__TASK TO COMPLETE__. Check each line of the entries below for the string "points"; copy every line where it appears.

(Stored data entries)
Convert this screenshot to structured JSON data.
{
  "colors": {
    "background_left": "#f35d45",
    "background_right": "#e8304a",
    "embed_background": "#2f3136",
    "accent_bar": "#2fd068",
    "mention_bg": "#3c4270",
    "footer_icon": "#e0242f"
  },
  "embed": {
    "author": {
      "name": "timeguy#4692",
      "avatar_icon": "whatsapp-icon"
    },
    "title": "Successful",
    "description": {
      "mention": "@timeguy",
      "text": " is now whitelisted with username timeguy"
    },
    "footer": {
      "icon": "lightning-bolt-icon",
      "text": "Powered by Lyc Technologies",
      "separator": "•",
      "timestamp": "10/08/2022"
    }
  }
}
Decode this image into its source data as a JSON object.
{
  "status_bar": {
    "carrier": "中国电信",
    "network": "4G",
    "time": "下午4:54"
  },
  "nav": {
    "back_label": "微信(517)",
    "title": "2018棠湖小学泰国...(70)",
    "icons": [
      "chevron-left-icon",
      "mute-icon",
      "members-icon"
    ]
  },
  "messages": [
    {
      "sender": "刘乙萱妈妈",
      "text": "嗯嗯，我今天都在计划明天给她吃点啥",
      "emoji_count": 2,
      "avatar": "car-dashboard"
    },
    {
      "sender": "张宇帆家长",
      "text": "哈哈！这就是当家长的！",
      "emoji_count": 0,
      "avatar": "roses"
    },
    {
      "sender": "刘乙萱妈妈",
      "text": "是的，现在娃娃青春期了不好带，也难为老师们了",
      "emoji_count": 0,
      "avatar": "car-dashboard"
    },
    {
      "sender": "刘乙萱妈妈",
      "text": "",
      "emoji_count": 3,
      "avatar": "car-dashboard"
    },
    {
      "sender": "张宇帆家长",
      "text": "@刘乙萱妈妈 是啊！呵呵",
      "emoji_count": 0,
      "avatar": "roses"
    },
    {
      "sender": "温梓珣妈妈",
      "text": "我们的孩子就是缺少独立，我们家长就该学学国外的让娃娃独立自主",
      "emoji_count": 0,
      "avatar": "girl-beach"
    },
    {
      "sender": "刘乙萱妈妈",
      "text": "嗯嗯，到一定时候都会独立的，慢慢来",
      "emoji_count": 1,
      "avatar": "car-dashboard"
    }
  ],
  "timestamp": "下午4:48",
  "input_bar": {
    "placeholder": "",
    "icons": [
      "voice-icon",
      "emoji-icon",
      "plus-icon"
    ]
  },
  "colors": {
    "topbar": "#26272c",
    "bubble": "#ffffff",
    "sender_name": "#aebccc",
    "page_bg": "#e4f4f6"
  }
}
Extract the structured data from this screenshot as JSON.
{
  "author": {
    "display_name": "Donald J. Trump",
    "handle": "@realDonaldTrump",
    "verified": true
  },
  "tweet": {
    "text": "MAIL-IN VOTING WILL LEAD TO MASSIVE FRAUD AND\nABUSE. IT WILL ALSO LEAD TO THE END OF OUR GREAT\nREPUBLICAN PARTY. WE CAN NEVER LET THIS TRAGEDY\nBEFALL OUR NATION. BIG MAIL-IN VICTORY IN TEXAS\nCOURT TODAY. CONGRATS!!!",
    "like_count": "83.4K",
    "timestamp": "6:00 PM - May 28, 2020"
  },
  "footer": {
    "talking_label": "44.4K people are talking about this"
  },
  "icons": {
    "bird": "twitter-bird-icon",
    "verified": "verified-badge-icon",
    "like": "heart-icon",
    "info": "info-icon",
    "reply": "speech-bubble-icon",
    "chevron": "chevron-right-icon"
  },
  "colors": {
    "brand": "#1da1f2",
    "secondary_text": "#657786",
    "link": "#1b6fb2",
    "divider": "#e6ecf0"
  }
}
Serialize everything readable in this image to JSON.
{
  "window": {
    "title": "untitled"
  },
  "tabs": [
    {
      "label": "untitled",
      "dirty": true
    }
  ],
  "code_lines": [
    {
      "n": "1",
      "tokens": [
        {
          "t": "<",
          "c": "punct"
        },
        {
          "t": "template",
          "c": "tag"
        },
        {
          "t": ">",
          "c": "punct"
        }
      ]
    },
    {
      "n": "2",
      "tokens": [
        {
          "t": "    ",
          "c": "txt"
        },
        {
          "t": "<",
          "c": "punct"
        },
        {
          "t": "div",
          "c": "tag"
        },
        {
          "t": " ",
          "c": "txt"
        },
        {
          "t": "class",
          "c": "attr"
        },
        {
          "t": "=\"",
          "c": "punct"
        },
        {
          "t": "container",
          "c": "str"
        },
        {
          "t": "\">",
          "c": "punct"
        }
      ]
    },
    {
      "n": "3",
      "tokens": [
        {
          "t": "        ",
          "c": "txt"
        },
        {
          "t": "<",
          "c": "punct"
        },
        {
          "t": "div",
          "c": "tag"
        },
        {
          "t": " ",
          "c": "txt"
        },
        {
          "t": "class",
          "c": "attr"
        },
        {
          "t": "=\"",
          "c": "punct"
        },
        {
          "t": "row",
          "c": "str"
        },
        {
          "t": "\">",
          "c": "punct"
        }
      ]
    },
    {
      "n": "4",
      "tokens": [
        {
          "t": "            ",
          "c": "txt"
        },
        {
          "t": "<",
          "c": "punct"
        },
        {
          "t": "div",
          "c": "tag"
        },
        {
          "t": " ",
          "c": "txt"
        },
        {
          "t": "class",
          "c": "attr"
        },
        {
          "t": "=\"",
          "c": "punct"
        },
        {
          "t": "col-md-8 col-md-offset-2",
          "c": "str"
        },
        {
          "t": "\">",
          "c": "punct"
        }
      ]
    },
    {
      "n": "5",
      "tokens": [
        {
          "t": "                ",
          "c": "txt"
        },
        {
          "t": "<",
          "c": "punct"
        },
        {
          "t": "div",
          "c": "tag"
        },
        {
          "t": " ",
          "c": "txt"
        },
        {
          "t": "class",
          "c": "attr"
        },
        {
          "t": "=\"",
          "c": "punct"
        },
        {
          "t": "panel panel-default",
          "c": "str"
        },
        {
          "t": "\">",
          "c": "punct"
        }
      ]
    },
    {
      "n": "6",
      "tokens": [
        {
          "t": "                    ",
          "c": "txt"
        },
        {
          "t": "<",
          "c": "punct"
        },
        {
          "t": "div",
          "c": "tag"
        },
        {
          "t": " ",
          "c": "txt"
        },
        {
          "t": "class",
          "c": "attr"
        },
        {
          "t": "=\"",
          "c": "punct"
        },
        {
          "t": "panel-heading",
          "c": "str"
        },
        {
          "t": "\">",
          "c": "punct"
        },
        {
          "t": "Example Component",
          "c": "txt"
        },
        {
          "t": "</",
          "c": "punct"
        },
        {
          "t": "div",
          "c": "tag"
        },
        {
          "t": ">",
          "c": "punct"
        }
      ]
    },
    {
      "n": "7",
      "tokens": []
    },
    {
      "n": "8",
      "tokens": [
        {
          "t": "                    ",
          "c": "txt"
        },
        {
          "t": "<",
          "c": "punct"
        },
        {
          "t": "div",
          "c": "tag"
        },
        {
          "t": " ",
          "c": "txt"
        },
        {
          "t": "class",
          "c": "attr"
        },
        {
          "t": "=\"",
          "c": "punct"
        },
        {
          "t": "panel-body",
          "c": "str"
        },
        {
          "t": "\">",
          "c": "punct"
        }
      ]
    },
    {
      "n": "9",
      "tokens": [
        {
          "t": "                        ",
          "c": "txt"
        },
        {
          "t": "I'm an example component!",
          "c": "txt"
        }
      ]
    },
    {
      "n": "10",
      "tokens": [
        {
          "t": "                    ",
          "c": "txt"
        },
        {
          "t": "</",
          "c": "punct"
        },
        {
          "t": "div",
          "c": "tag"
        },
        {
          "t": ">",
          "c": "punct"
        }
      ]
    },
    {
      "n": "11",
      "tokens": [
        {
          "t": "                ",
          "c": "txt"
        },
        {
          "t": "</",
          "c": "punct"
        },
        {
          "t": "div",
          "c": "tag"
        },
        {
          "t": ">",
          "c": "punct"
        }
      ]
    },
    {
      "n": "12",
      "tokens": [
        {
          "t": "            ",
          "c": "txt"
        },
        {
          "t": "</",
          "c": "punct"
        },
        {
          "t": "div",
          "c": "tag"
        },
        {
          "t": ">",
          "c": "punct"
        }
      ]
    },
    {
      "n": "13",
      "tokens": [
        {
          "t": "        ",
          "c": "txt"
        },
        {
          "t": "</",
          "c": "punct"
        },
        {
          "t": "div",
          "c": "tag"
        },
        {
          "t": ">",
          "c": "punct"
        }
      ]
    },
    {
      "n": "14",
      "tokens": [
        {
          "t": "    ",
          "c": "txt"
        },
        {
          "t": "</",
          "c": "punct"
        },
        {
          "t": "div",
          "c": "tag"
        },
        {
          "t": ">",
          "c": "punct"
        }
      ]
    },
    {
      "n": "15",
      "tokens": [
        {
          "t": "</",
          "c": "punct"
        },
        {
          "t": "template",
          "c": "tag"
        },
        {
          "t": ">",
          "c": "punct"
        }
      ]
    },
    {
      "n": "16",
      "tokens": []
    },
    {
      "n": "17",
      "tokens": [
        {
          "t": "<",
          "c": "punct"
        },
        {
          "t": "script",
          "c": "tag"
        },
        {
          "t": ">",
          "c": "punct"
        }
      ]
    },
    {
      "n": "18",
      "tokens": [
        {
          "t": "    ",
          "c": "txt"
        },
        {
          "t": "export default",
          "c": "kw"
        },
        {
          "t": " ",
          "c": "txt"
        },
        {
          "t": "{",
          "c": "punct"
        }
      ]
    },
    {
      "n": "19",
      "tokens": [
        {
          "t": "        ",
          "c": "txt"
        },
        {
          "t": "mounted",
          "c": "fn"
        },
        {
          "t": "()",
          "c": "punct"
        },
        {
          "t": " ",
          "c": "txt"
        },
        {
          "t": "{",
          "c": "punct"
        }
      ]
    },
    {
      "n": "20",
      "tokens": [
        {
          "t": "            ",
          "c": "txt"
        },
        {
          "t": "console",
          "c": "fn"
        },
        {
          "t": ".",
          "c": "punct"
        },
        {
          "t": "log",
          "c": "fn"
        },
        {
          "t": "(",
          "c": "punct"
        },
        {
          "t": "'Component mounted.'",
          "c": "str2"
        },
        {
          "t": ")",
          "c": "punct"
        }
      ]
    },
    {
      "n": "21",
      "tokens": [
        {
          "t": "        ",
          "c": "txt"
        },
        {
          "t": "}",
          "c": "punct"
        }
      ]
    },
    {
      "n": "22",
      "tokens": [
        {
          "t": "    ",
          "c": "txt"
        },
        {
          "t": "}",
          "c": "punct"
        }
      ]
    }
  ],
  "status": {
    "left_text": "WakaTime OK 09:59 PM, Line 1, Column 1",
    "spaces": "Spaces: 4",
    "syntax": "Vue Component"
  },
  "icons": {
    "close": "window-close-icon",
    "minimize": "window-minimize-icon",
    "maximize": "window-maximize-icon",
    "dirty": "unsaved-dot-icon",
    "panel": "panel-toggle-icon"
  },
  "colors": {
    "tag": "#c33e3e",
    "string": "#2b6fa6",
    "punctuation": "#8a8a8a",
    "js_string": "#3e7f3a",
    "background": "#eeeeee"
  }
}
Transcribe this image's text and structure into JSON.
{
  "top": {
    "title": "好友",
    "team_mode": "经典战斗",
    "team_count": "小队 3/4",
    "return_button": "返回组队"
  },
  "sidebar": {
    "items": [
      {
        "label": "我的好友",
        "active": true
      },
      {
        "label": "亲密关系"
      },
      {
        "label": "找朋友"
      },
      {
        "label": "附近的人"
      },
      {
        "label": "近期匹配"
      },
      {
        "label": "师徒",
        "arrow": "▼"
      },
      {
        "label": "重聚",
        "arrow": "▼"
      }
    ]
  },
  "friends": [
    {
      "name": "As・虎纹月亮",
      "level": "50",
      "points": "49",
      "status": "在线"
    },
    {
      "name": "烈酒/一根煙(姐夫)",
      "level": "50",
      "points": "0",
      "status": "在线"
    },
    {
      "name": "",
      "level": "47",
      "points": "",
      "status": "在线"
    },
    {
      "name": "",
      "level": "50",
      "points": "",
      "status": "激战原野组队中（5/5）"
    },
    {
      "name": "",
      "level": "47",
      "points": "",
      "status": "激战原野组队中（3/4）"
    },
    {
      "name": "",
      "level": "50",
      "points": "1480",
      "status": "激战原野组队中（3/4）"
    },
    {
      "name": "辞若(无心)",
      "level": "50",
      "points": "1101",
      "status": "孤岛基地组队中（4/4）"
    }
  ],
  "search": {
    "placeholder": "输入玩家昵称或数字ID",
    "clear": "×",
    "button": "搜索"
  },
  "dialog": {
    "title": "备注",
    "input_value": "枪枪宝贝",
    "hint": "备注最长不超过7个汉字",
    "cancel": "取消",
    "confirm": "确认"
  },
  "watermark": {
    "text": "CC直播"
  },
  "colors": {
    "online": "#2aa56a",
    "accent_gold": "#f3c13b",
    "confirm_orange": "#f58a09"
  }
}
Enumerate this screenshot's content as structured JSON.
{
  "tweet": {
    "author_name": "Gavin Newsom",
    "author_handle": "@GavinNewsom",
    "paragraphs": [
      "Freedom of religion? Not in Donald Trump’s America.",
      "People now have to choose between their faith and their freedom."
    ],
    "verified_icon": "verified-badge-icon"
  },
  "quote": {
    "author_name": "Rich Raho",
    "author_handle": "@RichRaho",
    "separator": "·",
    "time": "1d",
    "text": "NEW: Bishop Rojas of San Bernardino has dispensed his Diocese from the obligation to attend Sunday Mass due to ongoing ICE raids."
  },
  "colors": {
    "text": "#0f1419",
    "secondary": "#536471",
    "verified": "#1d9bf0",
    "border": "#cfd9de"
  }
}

__ANSWER FOR THE TASK__.
      "points": "49",
      "points": "0",
      "points": "",
      "points": "",
      "points": "",
      "points": "1480",
      "points": "1101",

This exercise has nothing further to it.